- _What you will do_: Write each line out exactly, leaving none out.

○ ○ ○

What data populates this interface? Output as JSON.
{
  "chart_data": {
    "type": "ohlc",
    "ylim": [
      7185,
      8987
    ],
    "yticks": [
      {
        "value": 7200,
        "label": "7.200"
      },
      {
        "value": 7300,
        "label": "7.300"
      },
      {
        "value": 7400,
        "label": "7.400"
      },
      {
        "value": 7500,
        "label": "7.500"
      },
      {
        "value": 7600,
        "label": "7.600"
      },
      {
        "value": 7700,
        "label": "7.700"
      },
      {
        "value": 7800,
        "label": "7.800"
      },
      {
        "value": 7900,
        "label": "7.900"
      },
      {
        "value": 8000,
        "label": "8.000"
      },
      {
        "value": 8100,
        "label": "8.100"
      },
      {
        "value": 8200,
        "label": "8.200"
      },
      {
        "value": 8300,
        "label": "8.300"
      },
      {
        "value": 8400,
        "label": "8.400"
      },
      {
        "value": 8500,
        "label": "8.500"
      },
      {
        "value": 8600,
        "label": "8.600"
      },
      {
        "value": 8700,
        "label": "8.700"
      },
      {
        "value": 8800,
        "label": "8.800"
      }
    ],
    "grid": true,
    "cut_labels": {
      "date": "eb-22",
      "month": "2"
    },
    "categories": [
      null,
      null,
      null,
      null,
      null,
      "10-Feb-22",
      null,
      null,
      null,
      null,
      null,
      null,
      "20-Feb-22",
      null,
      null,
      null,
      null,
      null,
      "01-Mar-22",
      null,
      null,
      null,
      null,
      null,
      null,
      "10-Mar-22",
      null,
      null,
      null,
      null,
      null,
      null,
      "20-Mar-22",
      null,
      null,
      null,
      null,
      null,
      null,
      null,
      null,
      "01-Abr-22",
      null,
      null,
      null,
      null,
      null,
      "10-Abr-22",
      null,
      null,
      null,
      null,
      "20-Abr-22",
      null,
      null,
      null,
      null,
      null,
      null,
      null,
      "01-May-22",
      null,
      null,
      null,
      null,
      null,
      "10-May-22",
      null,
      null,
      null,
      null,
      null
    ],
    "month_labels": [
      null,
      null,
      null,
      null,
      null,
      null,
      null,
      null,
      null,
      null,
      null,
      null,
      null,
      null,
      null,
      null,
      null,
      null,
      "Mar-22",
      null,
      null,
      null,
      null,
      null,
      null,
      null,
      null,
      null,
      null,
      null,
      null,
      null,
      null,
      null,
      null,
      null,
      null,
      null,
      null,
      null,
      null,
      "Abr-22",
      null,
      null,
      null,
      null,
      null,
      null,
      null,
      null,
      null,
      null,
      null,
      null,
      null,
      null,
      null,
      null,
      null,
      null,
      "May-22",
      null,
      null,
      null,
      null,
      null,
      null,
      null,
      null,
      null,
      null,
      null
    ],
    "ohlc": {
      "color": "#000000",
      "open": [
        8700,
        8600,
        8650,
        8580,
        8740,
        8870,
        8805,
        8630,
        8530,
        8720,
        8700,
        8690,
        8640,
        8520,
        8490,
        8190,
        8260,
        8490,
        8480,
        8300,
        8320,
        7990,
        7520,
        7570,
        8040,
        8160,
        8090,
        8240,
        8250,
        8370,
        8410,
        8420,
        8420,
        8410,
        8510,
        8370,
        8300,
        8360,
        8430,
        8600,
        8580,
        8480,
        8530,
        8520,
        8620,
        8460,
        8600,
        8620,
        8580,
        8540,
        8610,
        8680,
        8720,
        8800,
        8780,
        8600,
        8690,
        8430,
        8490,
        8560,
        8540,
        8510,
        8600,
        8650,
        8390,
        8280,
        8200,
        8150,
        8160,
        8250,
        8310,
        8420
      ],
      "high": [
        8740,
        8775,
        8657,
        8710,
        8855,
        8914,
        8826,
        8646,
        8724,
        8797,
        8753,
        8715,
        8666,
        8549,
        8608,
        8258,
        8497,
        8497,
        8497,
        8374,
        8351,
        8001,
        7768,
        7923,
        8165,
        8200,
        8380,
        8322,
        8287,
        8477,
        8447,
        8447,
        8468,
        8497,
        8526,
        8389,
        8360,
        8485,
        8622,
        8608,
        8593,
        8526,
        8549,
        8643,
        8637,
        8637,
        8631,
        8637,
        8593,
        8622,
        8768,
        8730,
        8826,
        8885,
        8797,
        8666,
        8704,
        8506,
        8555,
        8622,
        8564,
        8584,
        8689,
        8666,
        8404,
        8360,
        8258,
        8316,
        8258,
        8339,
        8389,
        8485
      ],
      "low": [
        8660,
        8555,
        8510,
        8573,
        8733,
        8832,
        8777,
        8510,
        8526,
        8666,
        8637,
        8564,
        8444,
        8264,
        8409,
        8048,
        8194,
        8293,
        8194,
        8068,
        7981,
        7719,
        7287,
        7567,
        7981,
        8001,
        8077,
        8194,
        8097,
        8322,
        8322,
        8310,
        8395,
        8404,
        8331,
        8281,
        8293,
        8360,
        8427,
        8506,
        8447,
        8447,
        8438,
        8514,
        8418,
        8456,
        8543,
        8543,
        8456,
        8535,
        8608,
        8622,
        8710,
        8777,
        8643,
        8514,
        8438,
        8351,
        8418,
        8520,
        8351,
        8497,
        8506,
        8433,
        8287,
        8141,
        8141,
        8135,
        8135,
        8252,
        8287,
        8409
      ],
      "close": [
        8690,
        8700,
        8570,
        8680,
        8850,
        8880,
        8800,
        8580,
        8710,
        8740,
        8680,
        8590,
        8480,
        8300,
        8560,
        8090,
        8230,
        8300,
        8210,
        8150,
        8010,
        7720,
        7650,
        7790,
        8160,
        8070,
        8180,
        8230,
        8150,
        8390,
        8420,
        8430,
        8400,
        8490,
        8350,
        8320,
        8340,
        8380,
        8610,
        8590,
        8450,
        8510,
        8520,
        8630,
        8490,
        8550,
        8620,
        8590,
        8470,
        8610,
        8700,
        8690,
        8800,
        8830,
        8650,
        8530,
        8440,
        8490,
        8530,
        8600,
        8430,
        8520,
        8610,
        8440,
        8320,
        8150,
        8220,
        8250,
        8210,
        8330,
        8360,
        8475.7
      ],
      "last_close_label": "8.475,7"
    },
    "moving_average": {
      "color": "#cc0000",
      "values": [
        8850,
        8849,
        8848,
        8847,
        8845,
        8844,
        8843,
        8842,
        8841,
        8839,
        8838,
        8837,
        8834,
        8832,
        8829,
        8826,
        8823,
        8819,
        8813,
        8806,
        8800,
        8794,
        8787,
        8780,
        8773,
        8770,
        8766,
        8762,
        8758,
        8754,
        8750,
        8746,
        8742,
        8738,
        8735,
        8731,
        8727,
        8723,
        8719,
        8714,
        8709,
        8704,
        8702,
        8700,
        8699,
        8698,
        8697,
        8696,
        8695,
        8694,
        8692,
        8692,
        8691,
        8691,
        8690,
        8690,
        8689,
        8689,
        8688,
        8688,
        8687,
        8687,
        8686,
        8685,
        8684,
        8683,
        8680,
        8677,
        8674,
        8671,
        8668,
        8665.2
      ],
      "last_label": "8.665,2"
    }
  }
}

○ ○ ○

- _The result_:
What data populates this interface? Output as JSON.
{
  "chart_data": {
    "type": "ohlc",
    "ylim": [
      7185,
      8987
    ],
    "yticks": [
      {
        "value": 7200,
        "label": "7.200"
      },
      {
        "value": 7300,
        "label": "7.300"
      },
      {
        "value": 7400,
        "label": "7.400"
      },
      {
        "value": 7500,
        "label": "7.500"
      },
      {
        "value": 7600,
        "label": "7.600"
      },
      {
        "value": 7700,
        "label": "7.700"
      },
      {
        "value": 7800,
        "label": "7.800"
      },
      {
        "value": 7900,
        "label": "7.900"
      },
      {
        "value": 8000,
        "label": "8.000"
      },
      {
        "value": 8100,
        "label": "8.100"
      },
      {
        "value": 8200,
        "label": "8.200"
      },
      {
        "value": 8300,
        "label": "8.300"
      },
      {
        "value": 8400,
        "label": "8.400"
      },
      {
        "value": 8500,
        "label": "8.500"
      },
      {
        "value": 8600,
        "label": "8.600"
      },
      {
        "value": 8700,
        "label": "8.700"
      },
      {
        "value": 8800,
        "label": "8.800"
      }
    ],
    "grid": true,
    "cut_labels": {
      "date": "eb-22",
      "month": "2"
    },
    "categories": [
      null,
      null,
      null,
      null,
      null,
      "10-Feb-22",
      null,
      null,
      null,
      null,
      null,
      null,
      "20-Feb-22",
      null,
      null,
      null,
      null,
      null,
      "01-Mar-22",
      null,
      null,
      null,
      null,
      null,
      null,
      "10-Mar-22",
      null,
      null,
      null,
      null,
      null,
      null,
      "20-Mar-22",
      null,
      null,
      null,
      null,
      null,
      null,
      null,
      null,
      "01-Abr-22",
      null,
      null,
      null,
      null,
      null,
      "10-Abr-22",
      null,
      null,
      null,
      null,
      "20-Abr-22",
      null,
      null,
      null,
      null,
      null,
      null,
      null,
      "01-May-22",
      null,
      null,
      null,
      null,
      null,
      "10-May-22",
      null,
      null,
      null,
      null,
      null
    ],
    "month_labels": [
      null,
      null,
      null,
      null,
      null,
      null,
      null,
      null,
      null,
      null,
      null,
      null,
      null,
      null,
      null,
      null,
      null,
      null,
      "Mar-22",
      null,
      null,
      null,
      null,
      null,
      null,
      null,
      null,
      null,
      null,
      null,
      null,
      null,
      null,
      null,
      null,
      null,
      null,
      null,
      null,
      null,
      null,
      "Abr-22",
      null,
      null,
      null,
      null,
      null,
      null,
      null,
      null,
      null,
      null,
      null,
      null,
      null,
      null,
      null,
      null,
      null,
      null,
      "May-22",
      null,
      null,
      null,
      null,
      null,
      null,
      null,
      null,
      null,
      null,
      null
    ],
    "ohlc": {
      "color": "#000000",
      "open": [
        8700,
        8600,
        8650,
        8580,
        8740,
        8870,
        8805,
        8630,
        8530,
        8720,
        8700,
        8690,
        8640,
        8520,
        8490,
        8190,
        8260,
        8490,
        8480,
        8300,
        8320,
        7990,
        7520,
        7570,
        8040,
        8160,
        8090,
        8240,
        8250,
        8370,
        8410,
        8420,
        8420,
        8410,
        8510,
        8370,
        8300,
        8360,
        8430,
        8600,
        8580,
        8480,
        8530,
        8520,
        8620,
        8460,
        8600,
        8620,
        8580,
        8540,
        8610,
        8680,
        8720,
        8800,
        8780,
        8600,
        8690,
        8430,
        8490,
        8560,
        8540,
        8510,
        8600,
        8650,
        8390,
        8280,
        8200,
        8150,
        8160,
        8250,
        8310,
        8420
      ],
      "high": [
        8740,
        8775,
        8657,
        8710,
        8855,
        8914,
        8826,
        8646,
        8724,
        8797,
        8753,
        8715,
        8666,
        8549,
        8608,
        8258,
        8497,
        8497,
        8497,
        8374,
        8351,
        8001,
        7768,
        7923,
        8165,
        8200,
        8380,
        8322,
        8287,
        8477,
        8447,
        8447,
        8468,
        8497,
        8526,
        8389,
        8360,
        8485,
        8622,
        8608,
        8593,
        8526,
        8549,
        8643,
        8637,
        8637,
        8631,
        8637,
        8593,
        8622,
        8768,
        8730,
        8826,
        8885,
        8797,
        8666,
        8704,
        8506,
        8555,
        8622,
        8564,
        8584,
        8689,
        8666,
        8404,
        8360,
        8258,
        8316,
        8258,
        8339,
        8389,
        8485
      ],
      "low": [
        8660,
        8555,
        8510,
        8573,
        8733,
        8832,
        8777,
        8510,
        8526,
        8666,
        8637,
        8564,
        8444,
        8264,
        8409,
        8048,
        8194,
        8293,
        8194,
        8068,
        7981,
        7719,
        7287,
        7567,
        7981,
        8001,
        8077,
        8194,
        8097,
        8322,
        8322,
        8310,
        8395,
        8404,
        8331,
        8281,
        8293,
        8360,
        8427,
        8506,
        8447,
        8447,
        8438,
        8514,
        8418,
        8456,
        8543,
        8543,
        8456,
        8535,
        8608,
        8622,
        8710,
        8777,
        8643,
        8514,
        8438,
        8351,
        8418,
        8520,
        8351,
        8497,
        8506,
        8433,
        8287,
        8141,
        8141,
        8135,
        8135,
        8252,
        8287,
        8409
      ],
      "close": [
        8690,
        8700,
        8570,
        8680,
        8850,
        8880,
        8800,
        8580,
        8710,
        8740,
        8680,
        8590,
        8480,
        8300,
        8560,
        8090,
        8230,
        8300,
        8210,
        8150,
        8010,
        7720,
        7650,
        7790,
        8160,
        8070,
        8180,
        8230,
        8150,
        8390,
        8420,
        8430,
        8400,
        8490,
        8350,
        8320,
        8340,
        8380,
        8610,
        8590,
        8450,
        8510,
        8520,
        8630,
        8490,
        8550,
        8620,
        8590,
        8470,
        8610,
        8700,
        8690,
        8800,
        8830,
        8650,
        8530,
        8440,
        8490,
        8530,
        8600,
        8430,
        8520,
        8610,
        8440,
        8320,
        8150,
        8220,
        8250,
        8210,
        8330,
        8360,
        8475.7
      ],
      "last_close_label": "8.475,7"
    },
    "moving_average": {
      "color": "#cc0000",
      "values": [
        8850,
        8849,
        8848,
        8847,
        8845,
        8844,
        8843,
        8842,
        8841,
        8839,
        8838,
        8837,
        8834,
        8832,
        8829,
        8826,
        8823,
        8819,
        8813,
        8806,
        8800,
        8794,
        8787,
        8780,
        8773,
        8770,
        8766,
        8762,
        8758,
        8754,
        8750,
        8746,
        8742,
        8738,
        8735,
        8731,
        8727,
        8723,
        8719,
        8714,
        8709,
        8704,
        8702,
        8700,
        8699,
        8698,
        8697,
        8696,
        8695,
        8694,
        8692,
        8692,
        8691,
        8691,
        8690,
        8690,
        8689,
        8689,
        8688,
        8688,
        8687,
        8687,
        8686,
        8685,
        8684,
        8683,
        8680,
        8677,
        8674,
        8671,
        8668,
        8665.2
      ],
      "last_label": "8.665,2"
    }
  }
}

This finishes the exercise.